*EXERCISE DESCRIPTION:*
Exactly repeat all the records below, omitting the images they hold.

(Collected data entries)

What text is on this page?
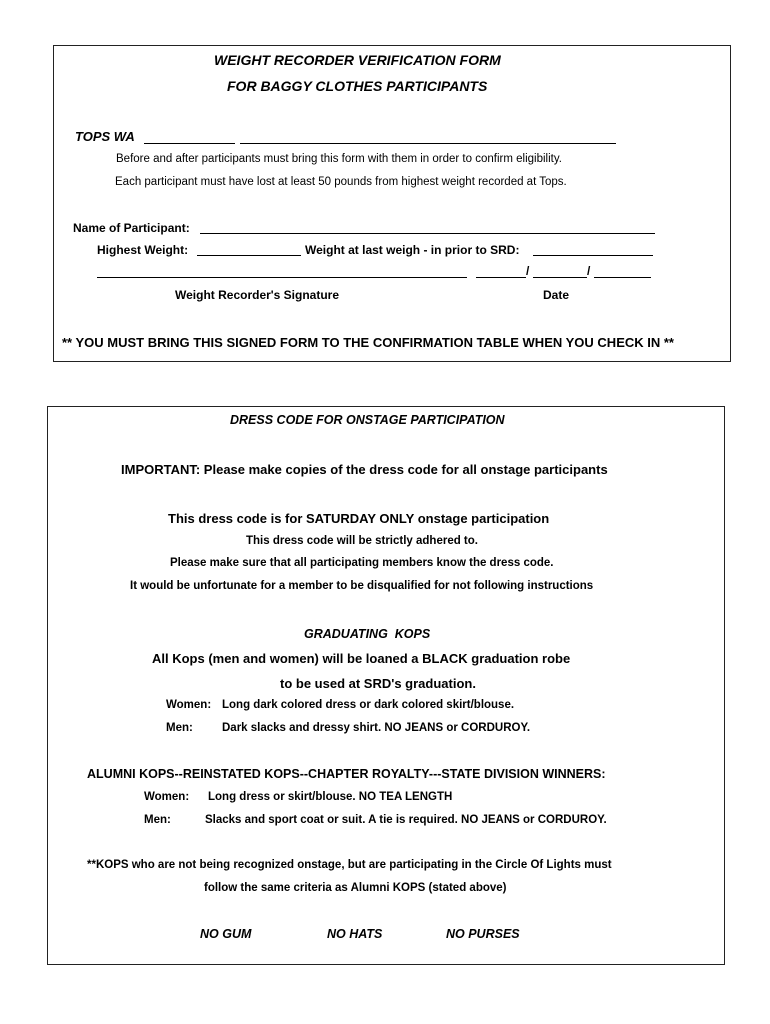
WEIGHT RECORDER VERIFICATION FORM
FOR BAGGY CLOTHES PARTICIPANTS
TOPS WA
Before and after participants must bring this form with them in order to confirm eligibility.
Each participant must have lost at least 50 pounds from highest weight recorded at Tops.
Name of Participant:
Highest Weight:	Weight at last weigh - in prior to SRD:
/	/
Weight Recorder's Signature	Date
** YOU MUST BRING THIS SIGNED FORM TO THE CONFIRMATION TABLE WHEN YOU CHECK IN **
DRESS CODE FOR ONSTAGE PARTICIPATION
IMPORTANT: Please make copies of the dress code for all onstage participants
This dress code is for SATURDAY ONLY onstage participation
This dress code will be strictly adhered to.
Please make sure that all participating members know the dress code.
It would be unfortunate for a member to be disqualified for not following instructions
GRADUATING  KOPS
All Kops (men and women) will be loaned a BLACK graduation robe
to be used at SRD's graduation.
Women: Long dark colored dress or dark colored skirt/blouse.
Men:	Dark slacks and dressy shirt. NO JEANS or CORDUROY.
ALUMNI KOPS--REINSTATED KOPS--CHAPTER ROYALTY---STATE DIVISION WINNERS:
Women: Long dress or skirt/blouse. NO TEA LENGTH
Men:	Slacks and sport coat or suit. A tie is required. NO JEANS or CORDUROY.
**KOPS who are not being recognized onstage, but are participating in the Circle Of Lights must
follow the same criteria as Alumni KOPS (stated above)
NO GUM	NO HATS	NO PURSES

*EXERCISE RESULT:*
What text is on this page?
WEIGHT RECORDER VERIFICATION FORM
FOR BAGGY CLOTHES PARTICIPANTS
TOPS WA
Before and after participants must bring this form with them in order to confirm eligibility.
Each participant must have lost at least 50 pounds from highest weight recorded at Tops.
Name of Participant:
Highest Weight:	Weight at last weigh - in prior to SRD:
/	/
Weight Recorder's Signature	Date
** YOU MUST BRING THIS SIGNED FORM TO THE CONFIRMATION TABLE WHEN YOU CHECK IN **
DRESS CODE FOR ONSTAGE PARTICIPATION
IMPORTANT: Please make copies of the dress code for all onstage participants
This dress code is for SATURDAY ONLY onstage participation
This dress code will be strictly adhered to.
Please make sure that all participating members know the dress code.
It would be unfortunate for a member to be disqualified for not following instructions
GRADUATING  KOPS
All Kops (men and women) will be loaned a BLACK graduation robe
to be used at SRD's graduation.
Women: Long dark colored dress or dark colored skirt/blouse.
Men:	Dark slacks and dressy shirt. NO JEANS or CORDUROY.
ALUMNI KOPS--REINSTATED KOPS--CHAPTER ROYALTY---STATE DIVISION WINNERS:
Women: Long dress or skirt/blouse. NO TEA LENGTH
Men:	Slacks and sport coat or suit. A tie is required. NO JEANS or CORDUROY.
**KOPS who are not being recognized onstage, but are participating in the Circle Of Lights must
follow the same criteria as Alumni KOPS (stated above)
NO GUM	NO HATS	NO PURSES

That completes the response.